» Extracted data
══════════════════════════════
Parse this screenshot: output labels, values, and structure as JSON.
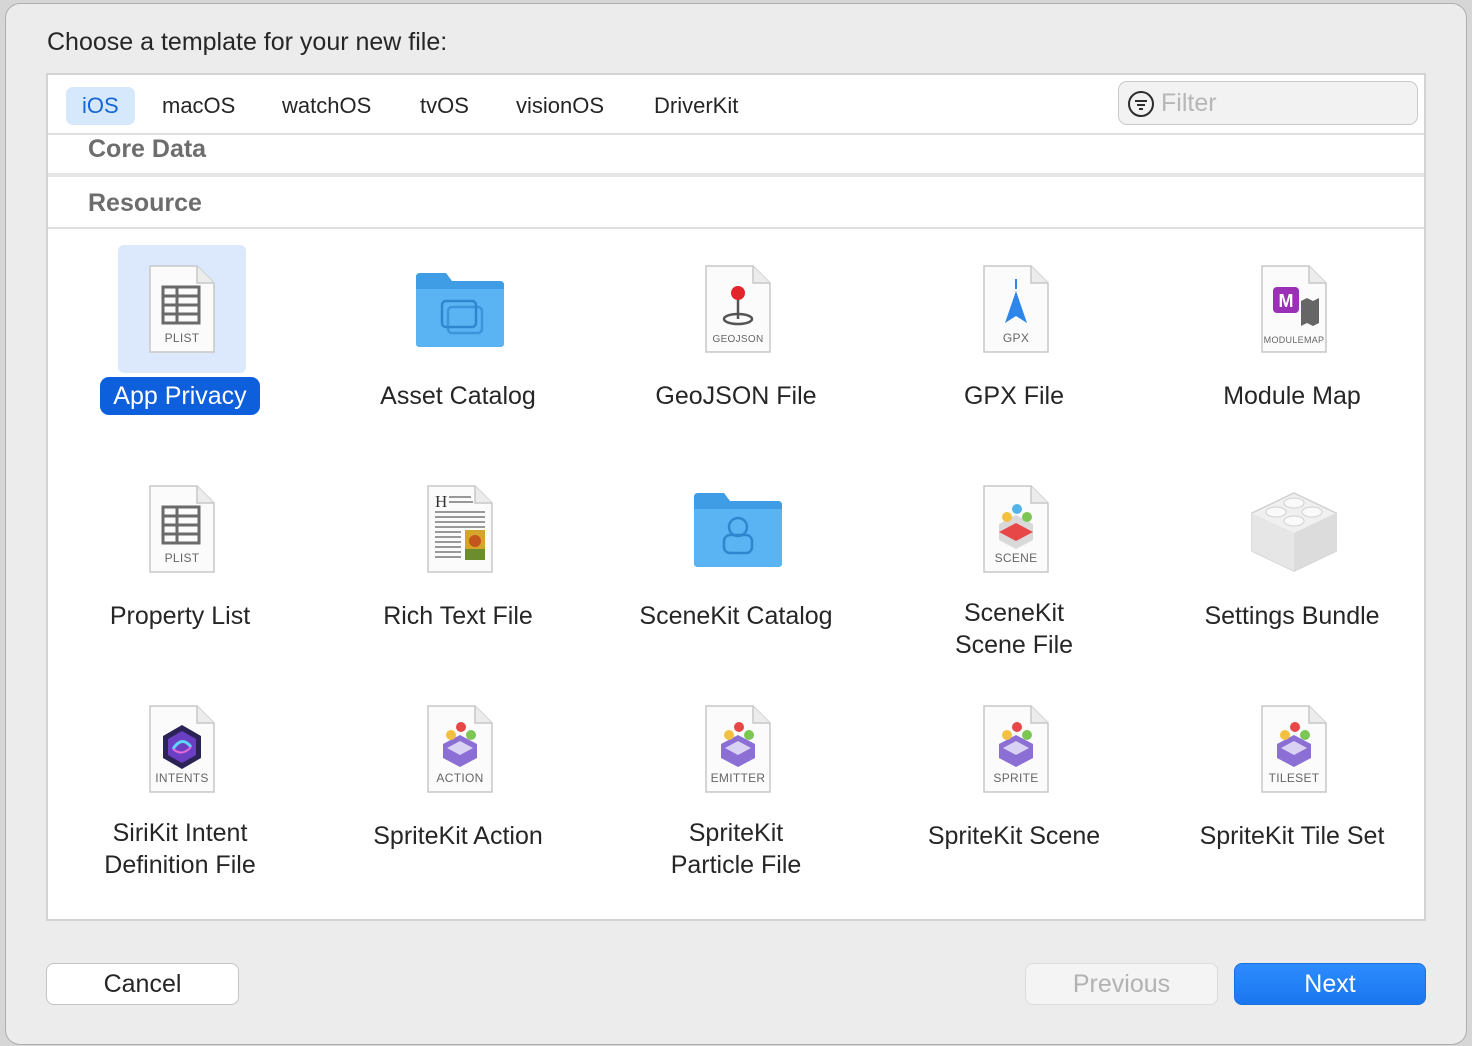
{
  "dialog": {
    "title": "Choose a template for your new file:"
  },
  "platforms": [
    {
      "label": "iOS",
      "active": true
    },
    {
      "label": "macOS"
    },
    {
      "label": "watchOS"
    },
    {
      "label": "tvOS"
    },
    {
      "label": "visionOS"
    },
    {
      "label": "DriverKit"
    }
  ],
  "filter": {
    "placeholder": "Filter",
    "value": ""
  },
  "sections": {
    "core_data": "Core Data",
    "resource": "Resource"
  },
  "templates": [
    {
      "label": "App Privacy",
      "icon": "plist-document-icon",
      "tag": "PLIST",
      "selected": true
    },
    {
      "label": "Asset Catalog",
      "icon": "asset-folder-icon"
    },
    {
      "label": "GeoJSON File",
      "icon": "geojson-document-icon",
      "tag": "GEOJSON"
    },
    {
      "label": "GPX File",
      "icon": "gpx-document-icon",
      "tag": "GPX"
    },
    {
      "label": "Module Map",
      "icon": "modulemap-document-icon",
      "tag": "MODULEMAP"
    },
    {
      "label": "Property List",
      "icon": "plist-document-icon",
      "tag": "PLIST"
    },
    {
      "label": "Rich Text File",
      "icon": "rich-text-document-icon"
    },
    {
      "label": "SceneKit Catalog",
      "icon": "scenekit-folder-icon"
    },
    {
      "label_lines": [
        "SceneKit",
        "Scene File"
      ],
      "icon": "scene-document-icon",
      "tag": "SCENE"
    },
    {
      "label": "Settings Bundle",
      "icon": "lego-brick-icon"
    },
    {
      "label_lines": [
        "SiriKit Intent",
        "Definition File"
      ],
      "icon": "intents-document-icon",
      "tag": "INTENTS"
    },
    {
      "label": "SpriteKit Action",
      "icon": "action-document-icon",
      "tag": "ACTION"
    },
    {
      "label_lines": [
        "SpriteKit",
        "Particle File"
      ],
      "icon": "emitter-document-icon",
      "tag": "EMITTER"
    },
    {
      "label": "SpriteKit Scene",
      "icon": "sprite-document-icon",
      "tag": "SPRITE"
    },
    {
      "label": "SpriteKit Tile Set",
      "icon": "tileset-document-icon",
      "tag": "TILESET"
    }
  ],
  "buttons": {
    "cancel": "Cancel",
    "previous": "Previous",
    "next": "Next"
  },
  "colors": {
    "accent": "#1a76ee",
    "selection": "#0d5fdb",
    "tab_active_bg": "#d6e8fb"
  }
}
══════════════════════════════
Reproduce the listing above exactly, excluding all pictures.

Parse this screenshot: output labels, values, and structure as JSON.
{
  "dialog": {
    "title": "Choose a template for your new file:"
  },
  "platforms": [
    {
      "label": "iOS",
      "active": true
    },
    {
      "label": "macOS"
    },
    {
      "label": "watchOS"
    },
    {
      "label": "tvOS"
    },
    {
      "label": "visionOS"
    },
    {
      "label": "DriverKit"
    }
  ],
  "filter": {
    "placeholder": "Filter",
    "value": ""
  },
  "sections": {
    "core_data": "Core Data",
    "resource": "Resource"
  },
  "templates": [
    {
      "label": "App Privacy",
      "icon": "plist-document-icon",
      "tag": "PLIST",
      "selected": true
    },
    {
      "label": "Asset Catalog",
      "icon": "asset-folder-icon"
    },
    {
      "label": "GeoJSON File",
      "icon": "geojson-document-icon",
      "tag": "GEOJSON"
    },
    {
      "label": "GPX File",
      "icon": "gpx-document-icon",
      "tag": "GPX"
    },
    {
      "label": "Module Map",
      "icon": "modulemap-document-icon",
      "tag": "MODULEMAP"
    },
    {
      "label": "Property List",
      "icon": "plist-document-icon",
      "tag": "PLIST"
    },
    {
      "label": "Rich Text File",
      "icon": "rich-text-document-icon"
    },
    {
      "label": "SceneKit Catalog",
      "icon": "scenekit-folder-icon"
    },
    {
      "label_lines": [
        "SceneKit",
        "Scene File"
      ],
      "icon": "scene-document-icon",
      "tag": "SCENE"
    },
    {
      "label": "Settings Bundle",
      "icon": "lego-brick-icon"
    },
    {
      "label_lines": [
        "SiriKit Intent",
        "Definition File"
      ],
      "icon": "intents-document-icon",
      "tag": "INTENTS"
    },
    {
      "label": "SpriteKit Action",
      "icon": "action-document-icon",
      "tag": "ACTION"
    },
    {
      "label_lines": [
        "SpriteKit",
        "Particle File"
      ],
      "icon": "emitter-document-icon",
      "tag": "EMITTER"
    },
    {
      "label": "SpriteKit Scene",
      "icon": "sprite-document-icon",
      "tag": "SPRITE"
    },
    {
      "label": "SpriteKit Tile Set",
      "icon": "tileset-document-icon",
      "tag": "TILESET"
    }
  ],
  "buttons": {
    "cancel": "Cancel",
    "previous": "Previous",
    "next": "Next"
  },
  "colors": {
    "accent": "#1a76ee",
    "selection": "#0d5fdb",
    "tab_active_bg": "#d6e8fb"
  }
}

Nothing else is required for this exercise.